- **Work to complete**
Say how many of the lines below hold "Gapdh", writing the number and nothing more.

Start of Provided data

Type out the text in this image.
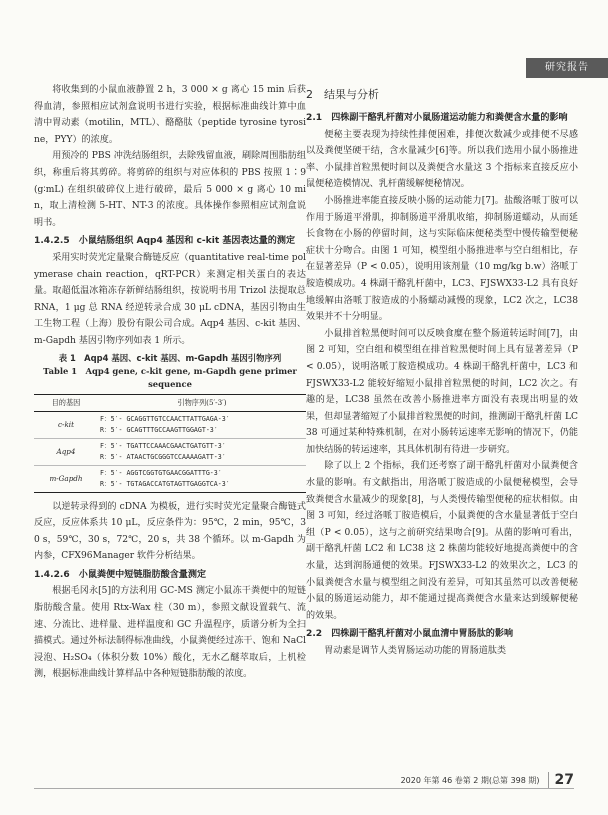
研究报告

将收集到的小鼠血液静置 2 h，3 000 × g 离心 15 min 后获得血清，参照相应试剂盒说明书进行实验，根据标准曲线计算中血清中胃动素（motilin，MTL）、酪酪肽（peptide tyrosine tyrosine，PYY）的浓度。

用预冷的 PBS 冲洗结肠组织，去除残留血液，刷除周围脂肪组织，称重后将其剪碎。将剪碎的组织与对应体积的 PBS 按照 1∶9(g∶mL) 在组织破碎仪上进行破碎，最后 5 000 × g 离心 10 min，取上清检测 5-HT、NT-3 的浓度。具体操作参照相应试剂盒说明书。

1.4.2.5　小鼠结肠组织 Aqp4 基因和 c-kit 基因表达量的测定

采用实时荧光定量聚合酶链反应（quantitative real-time polymerase chain reaction，qRT-PCR）来测定相关蛋白的表达量。取超低温冰箱冻存新鲜结肠组织，按说明书用 Trizol 法提取总 RNA，1 μg 总 RNA 经逆转录合成 30 μL cDNA，基因引物由生工生物工程（上海）股份有限公司合成。Aqp4 基因、c-kit 基因、m-Gapdh 基因引物序列如表 1 所示。

表 1　Aqp4 基因、c-kit 基因、m-Gapdh 基因引物序列
Table 1　Aqp4 gene, c-kit gene, m-Gapdh gene primer sequence
目的基因	引物序列(5′-3′)
c-kit	F：5′- GCAGGTTGTCCAACTTATTGAGA-3′
R：5′- GCAGTTTGCCAAGTTGGAGT-3′

Aqp4	F：5′- TGATTCCAAACGAACTGATGTT-3′
R：5′- ATAACTGCGGGTCCAAAAGATT-3′

m-Gapdh	F：5′- AGGTCGGTGTGAACGGATTTG-3′
R：5′- TGTAGACCATGTAGTTGAGGTCA-3′

以逆转录得到的 cDNA 为模板，进行实时荧光定量聚合酶链式反应，反应体系共 10 μL，反应条件为：95℃，2 min，95℃，30 s，59℃，30 s，72℃，20 s，共 38 个循环。以 m-Gapdh 为内参，CFX96Manager 软件分析结果。

1.4.2.6　小鼠粪便中短链脂肪酸含量测定

根据毛冈永[5]的方法利用 GC-MS 测定小鼠冻干粪便中的短链脂肪酸含量。使用 Rtx-Wax 柱（30 m），参照文献设置载气、流速、分流比、进样量、进样温度和 GC 升温程序，质谱分析为全扫描模式。通过外标法制得标准曲线，小鼠粪便经过冻干、饱和 NaCl 浸泡、H₂SO₄（体积分数 10%）酸化，无水乙醚萃取后，上机检测，根据标准曲线计算样品中各种短链脂肪酸的浓度。

2　结果与分析
2.1　四株副干酪乳杆菌对小鼠肠道运动能力和粪便含水量的影响

便秘主要表现为持续性排便困难，排便次数减少或排便不尽感以及粪便坚硬干结，含水量减少[6]等。所以我们选用小鼠小肠推进率、小鼠排首粒黑便时间以及粪便含水量这 3 个指标来直接反应小鼠便秘造模情况、乳杆菌缓解便秘情况。

小肠推进率能直接反映小肠的运动能力[7]。盐酸洛哌丁胺可以作用于肠道平滑肌，抑制肠道平滑肌收缩，抑制肠道蠕动，从而延长食物在小肠的停留时间，这与实际临床便秘类型中慢传输型便秘症状十分吻合。由图 1 可知，模型组小肠推进率与空白组相比，存在显著差异（P < 0.05），说明用该剂量（10 mg/kg b.w）洛哌丁胺造模成功。4 株副干酪乳杆菌中，LC3、FJSWX33-L2 具有良好地缓解由洛哌丁胺造成的小肠蠕动减慢的现象，LC2 次之，LC38 效果并不十分明显。

小鼠排首粒黑便时间可以反映食糜在整个肠道转运时间[7]，由图 2 可知，空白组和模型组在排首粒黑便时间上具有显著差异（P < 0.05），说明洛哌丁胺造模成功。4 株副干酪乳杆菌中，LC3 和 FJSWX33-L2 能较好缩短小鼠排首粒黑便的时间，LC2 次之。有趣的是，LC38 虽然在改善小肠推进率方面没有表现出明显的效果，但却显著缩短了小鼠排首粒黑便的时间，推测副干酪乳杆菌 LC38 可通过某种特殊机制，在对小肠转运速率无影响的情况下，仍能加快结肠的转运速率，其具体机制有待进一步研究。

除了以上 2 个指标，我们还考察了副干酪乳杆菌对小鼠粪便含水量的影响。有文献指出，用洛哌丁胺造成的小鼠便秘模型，会导致粪便含水量减少的现象[8]，与人类慢传输型便秘的症状相似。由图 3 可知，经过洛哌丁胺造模后，小鼠粪便的含水量显著低于空白组（P < 0.05），这与之前研究结果吻合[9]。从菌的影响可看出，副干酪乳杆菌 LC2 和 LC38 这 2 株菌均能较好地提高粪便中的含水量，达到润肠通便的效果。FJSWX33-L2 的效果次之，LC3 的小鼠粪便含水量与模型组之间没有差异，可知其虽然可以改善便秘小鼠的肠道运动能力，却不能通过提高粪便含水量来达到缓解便秘的效果。

2.2　四株副干酪乳杆菌对小鼠血清中胃肠肽的影响

胃动素是调节人类胃肠运动功能的胃肠道肽类

2020 年第 46 卷第 2 期(总第 398 期)	27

End of Provided data

- **Exercise result**
5